Records for processing:
[BEGIN]
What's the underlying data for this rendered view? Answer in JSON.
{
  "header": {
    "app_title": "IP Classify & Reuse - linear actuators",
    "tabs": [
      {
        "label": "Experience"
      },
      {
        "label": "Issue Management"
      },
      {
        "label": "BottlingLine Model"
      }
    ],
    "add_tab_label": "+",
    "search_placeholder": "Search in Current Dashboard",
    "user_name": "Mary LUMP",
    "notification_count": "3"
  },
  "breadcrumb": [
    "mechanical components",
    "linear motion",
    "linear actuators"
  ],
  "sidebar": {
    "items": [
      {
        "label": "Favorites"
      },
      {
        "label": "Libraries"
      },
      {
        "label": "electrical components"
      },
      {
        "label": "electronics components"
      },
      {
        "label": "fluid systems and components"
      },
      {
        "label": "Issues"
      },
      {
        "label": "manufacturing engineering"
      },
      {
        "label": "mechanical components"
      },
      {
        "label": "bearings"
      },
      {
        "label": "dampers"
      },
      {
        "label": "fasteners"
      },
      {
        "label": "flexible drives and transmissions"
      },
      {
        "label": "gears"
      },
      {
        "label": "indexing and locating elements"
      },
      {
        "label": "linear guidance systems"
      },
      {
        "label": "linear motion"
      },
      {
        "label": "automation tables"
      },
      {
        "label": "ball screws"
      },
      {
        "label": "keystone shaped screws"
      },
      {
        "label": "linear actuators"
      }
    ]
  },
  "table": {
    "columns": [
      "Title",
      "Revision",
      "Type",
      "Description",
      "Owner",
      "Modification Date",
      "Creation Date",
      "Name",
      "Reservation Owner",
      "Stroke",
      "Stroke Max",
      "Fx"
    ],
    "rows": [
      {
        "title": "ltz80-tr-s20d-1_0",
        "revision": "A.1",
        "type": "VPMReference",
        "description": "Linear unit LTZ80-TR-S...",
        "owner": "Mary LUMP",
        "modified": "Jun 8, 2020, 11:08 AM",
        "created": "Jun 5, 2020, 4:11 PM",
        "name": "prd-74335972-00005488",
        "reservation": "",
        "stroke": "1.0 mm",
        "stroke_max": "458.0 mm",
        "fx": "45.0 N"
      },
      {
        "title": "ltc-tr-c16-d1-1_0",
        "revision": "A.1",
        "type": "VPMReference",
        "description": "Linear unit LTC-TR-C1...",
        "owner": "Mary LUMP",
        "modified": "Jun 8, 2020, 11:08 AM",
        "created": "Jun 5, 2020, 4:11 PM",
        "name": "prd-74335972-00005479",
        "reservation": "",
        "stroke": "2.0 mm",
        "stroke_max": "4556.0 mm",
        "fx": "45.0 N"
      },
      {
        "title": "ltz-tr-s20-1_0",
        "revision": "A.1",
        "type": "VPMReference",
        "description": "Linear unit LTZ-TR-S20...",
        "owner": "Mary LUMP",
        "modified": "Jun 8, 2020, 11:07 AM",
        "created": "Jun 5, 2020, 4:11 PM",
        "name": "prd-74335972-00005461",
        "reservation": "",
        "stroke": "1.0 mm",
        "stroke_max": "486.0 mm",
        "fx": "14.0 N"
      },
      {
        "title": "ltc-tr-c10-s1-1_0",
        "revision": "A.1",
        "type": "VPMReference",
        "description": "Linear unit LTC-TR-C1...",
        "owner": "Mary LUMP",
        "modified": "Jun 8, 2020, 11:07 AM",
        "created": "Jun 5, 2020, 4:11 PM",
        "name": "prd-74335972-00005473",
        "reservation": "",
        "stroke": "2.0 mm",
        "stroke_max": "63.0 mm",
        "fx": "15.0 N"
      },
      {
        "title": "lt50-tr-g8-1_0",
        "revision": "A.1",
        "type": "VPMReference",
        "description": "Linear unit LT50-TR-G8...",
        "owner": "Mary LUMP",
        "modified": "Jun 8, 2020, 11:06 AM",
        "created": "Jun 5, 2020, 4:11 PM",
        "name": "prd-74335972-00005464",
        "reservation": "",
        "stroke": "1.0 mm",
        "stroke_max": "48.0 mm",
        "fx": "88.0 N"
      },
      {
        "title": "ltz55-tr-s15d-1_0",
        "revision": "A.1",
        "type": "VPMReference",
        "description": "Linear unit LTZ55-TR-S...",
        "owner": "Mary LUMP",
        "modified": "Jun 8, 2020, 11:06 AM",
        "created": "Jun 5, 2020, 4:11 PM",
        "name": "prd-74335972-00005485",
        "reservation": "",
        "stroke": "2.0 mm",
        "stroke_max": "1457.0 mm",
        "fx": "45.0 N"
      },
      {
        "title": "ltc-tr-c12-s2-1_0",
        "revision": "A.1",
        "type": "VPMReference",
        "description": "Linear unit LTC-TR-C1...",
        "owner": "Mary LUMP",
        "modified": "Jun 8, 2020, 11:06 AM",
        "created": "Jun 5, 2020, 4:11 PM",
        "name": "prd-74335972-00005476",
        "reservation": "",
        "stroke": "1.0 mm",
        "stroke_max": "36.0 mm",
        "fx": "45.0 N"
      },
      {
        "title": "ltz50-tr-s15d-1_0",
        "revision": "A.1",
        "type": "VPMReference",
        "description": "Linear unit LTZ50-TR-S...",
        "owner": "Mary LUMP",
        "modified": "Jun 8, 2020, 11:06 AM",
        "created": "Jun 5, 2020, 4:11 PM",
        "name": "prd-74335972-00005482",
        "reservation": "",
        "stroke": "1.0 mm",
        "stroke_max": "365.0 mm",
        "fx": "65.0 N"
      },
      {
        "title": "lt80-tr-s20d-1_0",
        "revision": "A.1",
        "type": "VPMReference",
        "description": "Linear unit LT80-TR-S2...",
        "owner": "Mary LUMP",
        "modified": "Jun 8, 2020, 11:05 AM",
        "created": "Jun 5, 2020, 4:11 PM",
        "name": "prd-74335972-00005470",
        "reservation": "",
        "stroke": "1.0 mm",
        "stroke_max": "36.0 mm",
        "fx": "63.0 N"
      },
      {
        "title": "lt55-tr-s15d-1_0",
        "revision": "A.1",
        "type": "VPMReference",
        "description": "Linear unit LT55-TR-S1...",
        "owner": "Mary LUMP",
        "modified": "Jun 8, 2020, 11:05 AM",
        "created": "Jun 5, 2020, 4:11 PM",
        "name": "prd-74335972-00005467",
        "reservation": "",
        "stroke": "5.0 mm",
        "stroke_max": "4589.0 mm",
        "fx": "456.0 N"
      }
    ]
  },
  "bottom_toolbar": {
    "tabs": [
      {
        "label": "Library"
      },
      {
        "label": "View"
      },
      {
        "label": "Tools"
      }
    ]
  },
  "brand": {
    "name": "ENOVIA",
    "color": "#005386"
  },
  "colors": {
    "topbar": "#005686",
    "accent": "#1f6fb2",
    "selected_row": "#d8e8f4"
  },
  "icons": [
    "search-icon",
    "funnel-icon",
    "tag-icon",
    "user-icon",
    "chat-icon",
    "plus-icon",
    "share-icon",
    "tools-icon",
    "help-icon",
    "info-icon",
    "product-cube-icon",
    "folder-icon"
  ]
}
[END]
Work to complete: Each record must be repeated exactly as it is.

Solution:
What's the underlying data for this rendered view? Answer in JSON.
{
  "header": {
    "app_title": "IP Classify & Reuse - linear actuators",
    "tabs": [
      {
        "label": "Experience"
      },
      {
        "label": "Issue Management"
      },
      {
        "label": "BottlingLine Model"
      }
    ],
    "add_tab_label": "+",
    "search_placeholder": "Search in Current Dashboard",
    "user_name": "Mary LUMP",
    "notification_count": "3"
  },
  "breadcrumb": [
    "mechanical components",
    "linear motion",
    "linear actuators"
  ],
  "sidebar": {
    "items": [
      {
        "label": "Favorites"
      },
      {
        "label": "Libraries"
      },
      {
        "label": "electrical components"
      },
      {
        "label": "electronics components"
      },
      {
        "label": "fluid systems and components"
      },
      {
        "label": "Issues"
      },
      {
        "label": "manufacturing engineering"
      },
      {
        "label": "mechanical components"
      },
      {
        "label": "bearings"
      },
      {
        "label": "dampers"
      },
      {
        "label": "fasteners"
      },
      {
        "label": "flexible drives and transmissions"
      },
      {
        "label": "gears"
      },
      {
        "label": "indexing and locating elements"
      },
      {
        "label": "linear guidance systems"
      },
      {
        "label": "linear motion"
      },
      {
        "label": "automation tables"
      },
      {
        "label": "ball screws"
      },
      {
        "label": "keystone shaped screws"
      },
      {
        "label": "linear actuators"
      }
    ]
  },
  "table": {
    "columns": [
      "Title",
      "Revision",
      "Type",
      "Description",
      "Owner",
      "Modification Date",
      "Creation Date",
      "Name",
      "Reservation Owner",
      "Stroke",
      "Stroke Max",
      "Fx"
    ],
    "rows": [
      {
        "title": "ltz80-tr-s20d-1_0",
        "revision": "A.1",
        "type": "VPMReference",
        "description": "Linear unit LTZ80-TR-S...",
        "owner": "Mary LUMP",
        "modified": "Jun 8, 2020, 11:08 AM",
        "created": "Jun 5, 2020, 4:11 PM",
        "name": "prd-74335972-00005488",
        "reservation": "",
        "stroke": "1.0 mm",
        "stroke_max": "458.0 mm",
        "fx": "45.0 N"
      },
      {
        "title": "ltc-tr-c16-d1-1_0",
        "revision": "A.1",
        "type": "VPMReference",
        "description": "Linear unit LTC-TR-C1...",
        "owner": "Mary LUMP",
        "modified": "Jun 8, 2020, 11:08 AM",
        "created": "Jun 5, 2020, 4:11 PM",
        "name": "prd-74335972-00005479",
        "reservation": "",
        "stroke": "2.0 mm",
        "stroke_max": "4556.0 mm",
        "fx": "45.0 N"
      },
      {
        "title": "ltz-tr-s20-1_0",
        "revision": "A.1",
        "type": "VPMReference",
        "description": "Linear unit LTZ-TR-S20...",
        "owner": "Mary LUMP",
        "modified": "Jun 8, 2020, 11:07 AM",
        "created": "Jun 5, 2020, 4:11 PM",
        "name": "prd-74335972-00005461",
        "reservation": "",
        "stroke": "1.0 mm",
        "stroke_max": "486.0 mm",
        "fx": "14.0 N"
      },
      {
        "title": "ltc-tr-c10-s1-1_0",
        "revision": "A.1",
        "type": "VPMReference",
        "description": "Linear unit LTC-TR-C1...",
        "owner": "Mary LUMP",
        "modified": "Jun 8, 2020, 11:07 AM",
        "created": "Jun 5, 2020, 4:11 PM",
        "name": "prd-74335972-00005473",
        "reservation": "",
        "stroke": "2.0 mm",
        "stroke_max": "63.0 mm",
        "fx": "15.0 N"
      },
      {
        "title": "lt50-tr-g8-1_0",
        "revision": "A.1",
        "type": "VPMReference",
        "description": "Linear unit LT50-TR-G8...",
        "owner": "Mary LUMP",
        "modified": "Jun 8, 2020, 11:06 AM",
        "created": "Jun 5, 2020, 4:11 PM",
        "name": "prd-74335972-00005464",
        "reservation": "",
        "stroke": "1.0 mm",
        "stroke_max": "48.0 mm",
        "fx": "88.0 N"
      },
      {
        "title": "ltz55-tr-s15d-1_0",
        "revision": "A.1",
        "type": "VPMReference",
        "description": "Linear unit LTZ55-TR-S...",
        "owner": "Mary LUMP",
        "modified": "Jun 8, 2020, 11:06 AM",
        "created": "Jun 5, 2020, 4:11 PM",
        "name": "prd-74335972-00005485",
        "reservation": "",
        "stroke": "2.0 mm",
        "stroke_max": "1457.0 mm",
        "fx": "45.0 N"
      },
      {
        "title": "ltc-tr-c12-s2-1_0",
        "revision": "A.1",
        "type": "VPMReference",
        "description": "Linear unit LTC-TR-C1...",
        "owner": "Mary LUMP",
        "modified": "Jun 8, 2020, 11:06 AM",
        "created": "Jun 5, 2020, 4:11 PM",
        "name": "prd-74335972-00005476",
        "reservation": "",
        "stroke": "1.0 mm",
        "stroke_max": "36.0 mm",
        "fx": "45.0 N"
      },
      {
        "title": "ltz50-tr-s15d-1_0",
        "revision": "A.1",
        "type": "VPMReference",
        "description": "Linear unit LTZ50-TR-S...",
        "owner": "Mary LUMP",
        "modified": "Jun 8, 2020, 11:06 AM",
        "created": "Jun 5, 2020, 4:11 PM",
        "name": "prd-74335972-00005482",
        "reservation": "",
        "stroke": "1.0 mm",
        "stroke_max": "365.0 mm",
        "fx": "65.0 N"
      },
      {
        "title": "lt80-tr-s20d-1_0",
        "revision": "A.1",
        "type": "VPMReference",
        "description": "Linear unit LT80-TR-S2...",
        "owner": "Mary LUMP",
        "modified": "Jun 8, 2020, 11:05 AM",
        "created": "Jun 5, 2020, 4:11 PM",
        "name": "prd-74335972-00005470",
        "reservation": "",
        "stroke": "1.0 mm",
        "stroke_max": "36.0 mm",
        "fx": "63.0 N"
      },
      {
        "title": "lt55-tr-s15d-1_0",
        "revision": "A.1",
        "type": "VPMReference",
        "description": "Linear unit LT55-TR-S1...",
        "owner": "Mary LUMP",
        "modified": "Jun 8, 2020, 11:05 AM",
        "created": "Jun 5, 2020, 4:11 PM",
        "name": "prd-74335972-00005467",
        "reservation": "",
        "stroke": "5.0 mm",
        "stroke_max": "4589.0 mm",
        "fx": "456.0 N"
      }
    ]
  },
  "bottom_toolbar": {
    "tabs": [
      {
        "label": "Library"
      },
      {
        "label": "View"
      },
      {
        "label": "Tools"
      }
    ]
  },
  "brand": {
    "name": "ENOVIA",
    "color": "#005386"
  },
  "colors": {
    "topbar": "#005686",
    "accent": "#1f6fb2",
    "selected_row": "#d8e8f4"
  },
  "icons": [
    "search-icon",
    "funnel-icon",
    "tag-icon",
    "user-icon",
    "chat-icon",
    "plus-icon",
    "share-icon",
    "tools-icon",
    "help-icon",
    "info-icon",
    "product-cube-icon",
    "folder-icon"
  ]
}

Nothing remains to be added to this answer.